▶ _EXERCISE OBJECTIVE_
Pictures should be excluded; otherwise, copy every entry exactly.

>> Begin RECORDS FOR THE TASK

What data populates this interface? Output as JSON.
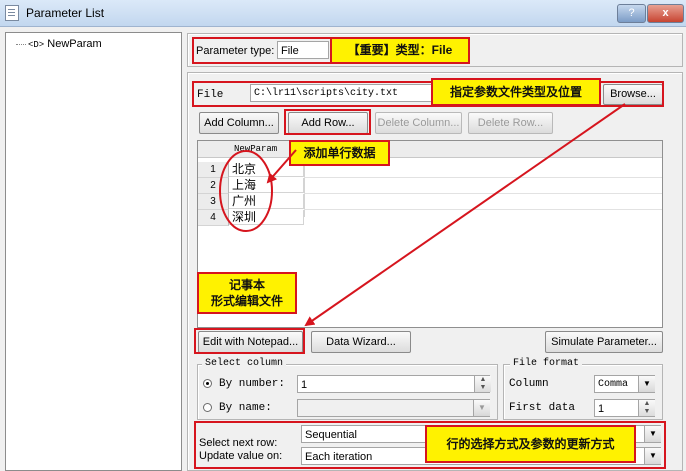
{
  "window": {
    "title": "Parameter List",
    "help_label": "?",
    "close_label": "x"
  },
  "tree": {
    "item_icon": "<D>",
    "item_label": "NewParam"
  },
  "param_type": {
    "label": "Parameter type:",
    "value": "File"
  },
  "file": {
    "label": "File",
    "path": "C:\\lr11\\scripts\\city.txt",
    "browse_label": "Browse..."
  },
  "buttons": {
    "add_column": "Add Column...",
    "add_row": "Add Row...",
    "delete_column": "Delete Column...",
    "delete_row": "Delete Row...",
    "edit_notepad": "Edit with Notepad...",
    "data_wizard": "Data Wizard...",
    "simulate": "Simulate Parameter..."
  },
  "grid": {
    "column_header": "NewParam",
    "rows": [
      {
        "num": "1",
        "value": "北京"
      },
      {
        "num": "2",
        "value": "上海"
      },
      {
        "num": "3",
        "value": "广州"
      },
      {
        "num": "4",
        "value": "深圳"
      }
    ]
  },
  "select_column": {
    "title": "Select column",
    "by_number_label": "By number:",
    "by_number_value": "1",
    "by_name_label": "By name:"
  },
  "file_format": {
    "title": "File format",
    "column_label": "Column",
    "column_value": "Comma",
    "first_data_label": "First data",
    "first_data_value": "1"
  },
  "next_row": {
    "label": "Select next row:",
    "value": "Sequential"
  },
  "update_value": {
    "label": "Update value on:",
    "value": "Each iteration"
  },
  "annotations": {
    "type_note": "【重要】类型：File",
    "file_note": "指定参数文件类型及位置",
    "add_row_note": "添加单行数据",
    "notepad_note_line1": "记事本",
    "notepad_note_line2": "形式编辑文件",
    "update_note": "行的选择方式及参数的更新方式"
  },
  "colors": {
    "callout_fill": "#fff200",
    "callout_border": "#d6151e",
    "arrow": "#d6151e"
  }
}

>> End RECORDS FOR THE TASK

▶ _SOLUTION TO THE EXERCISE_
What data populates this interface? Output as JSON.
{
  "window": {
    "title": "Parameter List",
    "help_label": "?",
    "close_label": "x"
  },
  "tree": {
    "item_icon": "<D>",
    "item_label": "NewParam"
  },
  "param_type": {
    "label": "Parameter type:",
    "value": "File"
  },
  "file": {
    "label": "File",
    "path": "C:\\lr11\\scripts\\city.txt",
    "browse_label": "Browse..."
  },
  "buttons": {
    "add_column": "Add Column...",
    "add_row": "Add Row...",
    "delete_column": "Delete Column...",
    "delete_row": "Delete Row...",
    "edit_notepad": "Edit with Notepad...",
    "data_wizard": "Data Wizard...",
    "simulate": "Simulate Parameter..."
  },
  "grid": {
    "column_header": "NewParam",
    "rows": [
      {
        "num": "1",
        "value": "北京"
      },
      {
        "num": "2",
        "value": "上海"
      },
      {
        "num": "3",
        "value": "广州"
      },
      {
        "num": "4",
        "value": "深圳"
      }
    ]
  },
  "select_column": {
    "title": "Select column",
    "by_number_label": "By number:",
    "by_number_value": "1",
    "by_name_label": "By name:"
  },
  "file_format": {
    "title": "File format",
    "column_label": "Column",
    "column_value": "Comma",
    "first_data_label": "First data",
    "first_data_value": "1"
  },
  "next_row": {
    "label": "Select next row:",
    "value": "Sequential"
  },
  "update_value": {
    "label": "Update value on:",
    "value": "Each iteration"
  },
  "annotations": {
    "type_note": "【重要】类型：File",
    "file_note": "指定参数文件类型及位置",
    "add_row_note": "添加单行数据",
    "notepad_note_line1": "记事本",
    "notepad_note_line2": "形式编辑文件",
    "update_note": "行的选择方式及参数的更新方式"
  },
  "colors": {
    "callout_fill": "#fff200",
    "callout_border": "#d6151e",
    "arrow": "#d6151e"
  }
}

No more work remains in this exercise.